* WRITTEN EXERCISE
How many rows below contain the string "arrow"? Reply with the number only.

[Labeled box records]
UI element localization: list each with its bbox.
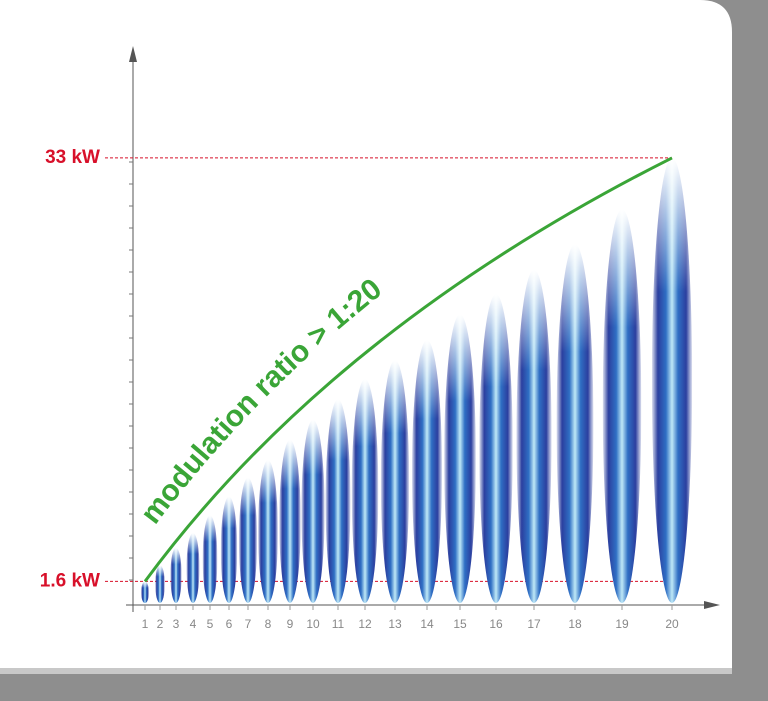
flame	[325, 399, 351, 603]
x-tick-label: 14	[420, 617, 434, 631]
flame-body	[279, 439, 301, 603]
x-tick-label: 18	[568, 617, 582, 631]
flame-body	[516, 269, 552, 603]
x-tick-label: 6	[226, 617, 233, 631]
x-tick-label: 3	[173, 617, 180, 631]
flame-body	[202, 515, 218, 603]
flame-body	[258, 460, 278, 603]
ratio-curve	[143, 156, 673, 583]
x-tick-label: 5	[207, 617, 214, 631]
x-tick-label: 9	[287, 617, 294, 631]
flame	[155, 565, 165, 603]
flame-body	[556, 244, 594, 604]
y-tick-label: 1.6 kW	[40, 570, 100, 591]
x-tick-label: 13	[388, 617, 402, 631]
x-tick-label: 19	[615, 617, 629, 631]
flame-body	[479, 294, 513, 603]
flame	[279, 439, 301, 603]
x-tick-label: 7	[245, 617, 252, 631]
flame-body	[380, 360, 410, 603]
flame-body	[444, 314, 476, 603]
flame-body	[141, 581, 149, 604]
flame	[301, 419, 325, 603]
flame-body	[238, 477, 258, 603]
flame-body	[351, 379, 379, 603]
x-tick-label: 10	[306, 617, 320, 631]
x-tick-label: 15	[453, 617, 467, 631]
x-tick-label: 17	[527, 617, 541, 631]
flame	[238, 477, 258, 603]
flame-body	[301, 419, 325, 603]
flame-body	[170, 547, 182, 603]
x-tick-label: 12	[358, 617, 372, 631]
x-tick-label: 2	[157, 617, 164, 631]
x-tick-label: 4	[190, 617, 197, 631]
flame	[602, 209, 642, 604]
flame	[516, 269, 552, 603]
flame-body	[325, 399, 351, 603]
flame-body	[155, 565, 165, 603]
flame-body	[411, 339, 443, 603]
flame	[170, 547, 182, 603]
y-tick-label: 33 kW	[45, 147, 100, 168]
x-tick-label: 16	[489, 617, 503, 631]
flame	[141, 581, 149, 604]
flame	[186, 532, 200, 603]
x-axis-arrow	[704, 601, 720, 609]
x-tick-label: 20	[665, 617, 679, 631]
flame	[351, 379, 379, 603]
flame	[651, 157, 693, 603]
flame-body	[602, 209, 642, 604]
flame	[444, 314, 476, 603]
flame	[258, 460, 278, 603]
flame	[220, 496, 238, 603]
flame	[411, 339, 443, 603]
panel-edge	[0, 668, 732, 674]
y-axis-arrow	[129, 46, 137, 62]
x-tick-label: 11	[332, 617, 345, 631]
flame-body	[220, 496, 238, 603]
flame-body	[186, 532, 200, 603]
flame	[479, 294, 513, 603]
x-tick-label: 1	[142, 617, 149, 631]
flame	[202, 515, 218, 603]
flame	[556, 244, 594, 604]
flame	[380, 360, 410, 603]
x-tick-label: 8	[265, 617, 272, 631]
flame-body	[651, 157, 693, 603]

...

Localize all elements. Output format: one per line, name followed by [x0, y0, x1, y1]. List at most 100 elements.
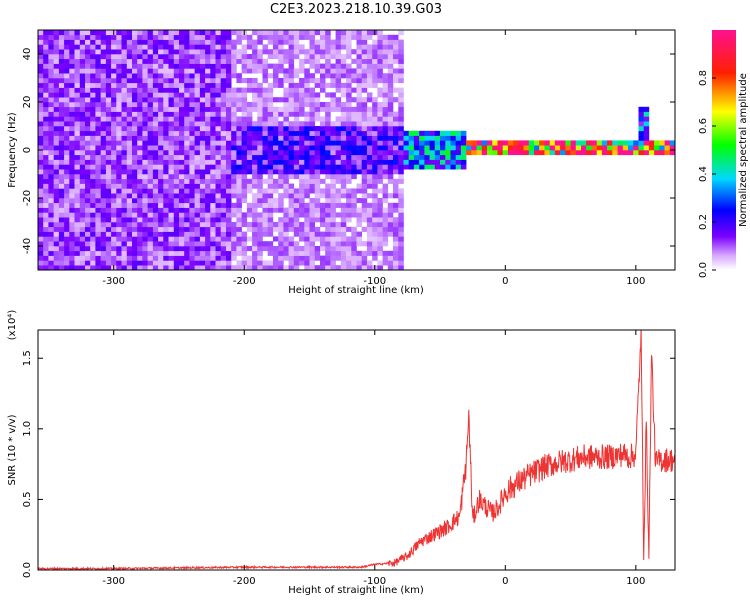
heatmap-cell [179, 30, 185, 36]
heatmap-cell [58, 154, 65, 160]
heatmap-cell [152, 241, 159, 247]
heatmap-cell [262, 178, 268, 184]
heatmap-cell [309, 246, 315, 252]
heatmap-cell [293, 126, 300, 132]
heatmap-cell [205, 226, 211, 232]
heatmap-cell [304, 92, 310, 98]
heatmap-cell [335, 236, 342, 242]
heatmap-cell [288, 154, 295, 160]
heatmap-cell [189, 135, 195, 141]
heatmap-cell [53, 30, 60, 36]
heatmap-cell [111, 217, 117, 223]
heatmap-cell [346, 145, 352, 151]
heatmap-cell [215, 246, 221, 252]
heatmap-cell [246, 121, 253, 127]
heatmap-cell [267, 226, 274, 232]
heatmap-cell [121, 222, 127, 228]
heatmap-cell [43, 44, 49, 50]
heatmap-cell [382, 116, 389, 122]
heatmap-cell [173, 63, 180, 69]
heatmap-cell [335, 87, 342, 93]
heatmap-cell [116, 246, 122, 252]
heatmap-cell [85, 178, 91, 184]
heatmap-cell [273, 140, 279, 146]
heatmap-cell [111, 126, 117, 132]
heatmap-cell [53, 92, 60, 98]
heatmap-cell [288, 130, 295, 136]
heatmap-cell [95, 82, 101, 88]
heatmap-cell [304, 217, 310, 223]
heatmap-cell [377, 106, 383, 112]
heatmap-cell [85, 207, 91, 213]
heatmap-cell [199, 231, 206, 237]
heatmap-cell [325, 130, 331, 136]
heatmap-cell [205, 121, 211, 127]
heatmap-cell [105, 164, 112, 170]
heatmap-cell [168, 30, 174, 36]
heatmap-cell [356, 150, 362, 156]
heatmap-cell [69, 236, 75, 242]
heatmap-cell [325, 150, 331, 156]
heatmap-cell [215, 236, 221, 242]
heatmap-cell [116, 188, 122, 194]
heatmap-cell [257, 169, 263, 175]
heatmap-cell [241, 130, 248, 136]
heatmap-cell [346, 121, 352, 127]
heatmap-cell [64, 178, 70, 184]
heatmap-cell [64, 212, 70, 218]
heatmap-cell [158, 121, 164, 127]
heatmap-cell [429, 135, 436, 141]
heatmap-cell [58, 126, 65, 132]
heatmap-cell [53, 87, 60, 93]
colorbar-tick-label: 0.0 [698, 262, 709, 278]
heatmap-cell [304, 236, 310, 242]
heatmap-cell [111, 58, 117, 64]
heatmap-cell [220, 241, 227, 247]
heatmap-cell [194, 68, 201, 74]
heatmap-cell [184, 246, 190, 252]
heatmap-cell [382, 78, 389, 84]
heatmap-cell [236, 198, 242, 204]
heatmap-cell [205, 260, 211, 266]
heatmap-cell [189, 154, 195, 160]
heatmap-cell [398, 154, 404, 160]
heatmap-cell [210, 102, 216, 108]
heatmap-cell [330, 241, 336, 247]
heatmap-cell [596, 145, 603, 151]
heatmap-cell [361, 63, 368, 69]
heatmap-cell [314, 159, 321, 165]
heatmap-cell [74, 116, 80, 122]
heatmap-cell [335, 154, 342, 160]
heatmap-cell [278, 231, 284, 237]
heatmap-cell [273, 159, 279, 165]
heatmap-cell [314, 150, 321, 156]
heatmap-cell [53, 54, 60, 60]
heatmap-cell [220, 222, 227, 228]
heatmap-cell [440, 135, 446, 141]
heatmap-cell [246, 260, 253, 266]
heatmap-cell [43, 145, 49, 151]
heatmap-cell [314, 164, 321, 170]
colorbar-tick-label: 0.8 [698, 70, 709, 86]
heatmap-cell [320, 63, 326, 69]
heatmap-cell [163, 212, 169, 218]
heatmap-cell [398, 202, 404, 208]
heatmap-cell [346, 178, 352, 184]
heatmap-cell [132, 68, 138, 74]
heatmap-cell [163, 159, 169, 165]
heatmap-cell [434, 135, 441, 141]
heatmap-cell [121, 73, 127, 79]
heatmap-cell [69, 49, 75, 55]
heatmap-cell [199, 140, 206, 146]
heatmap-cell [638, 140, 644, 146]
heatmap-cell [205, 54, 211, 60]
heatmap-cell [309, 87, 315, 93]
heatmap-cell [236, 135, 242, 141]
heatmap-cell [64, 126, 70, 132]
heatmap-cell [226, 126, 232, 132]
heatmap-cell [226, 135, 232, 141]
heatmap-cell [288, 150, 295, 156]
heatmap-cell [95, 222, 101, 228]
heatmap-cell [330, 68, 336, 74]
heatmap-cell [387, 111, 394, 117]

* WORKED ANSWER
2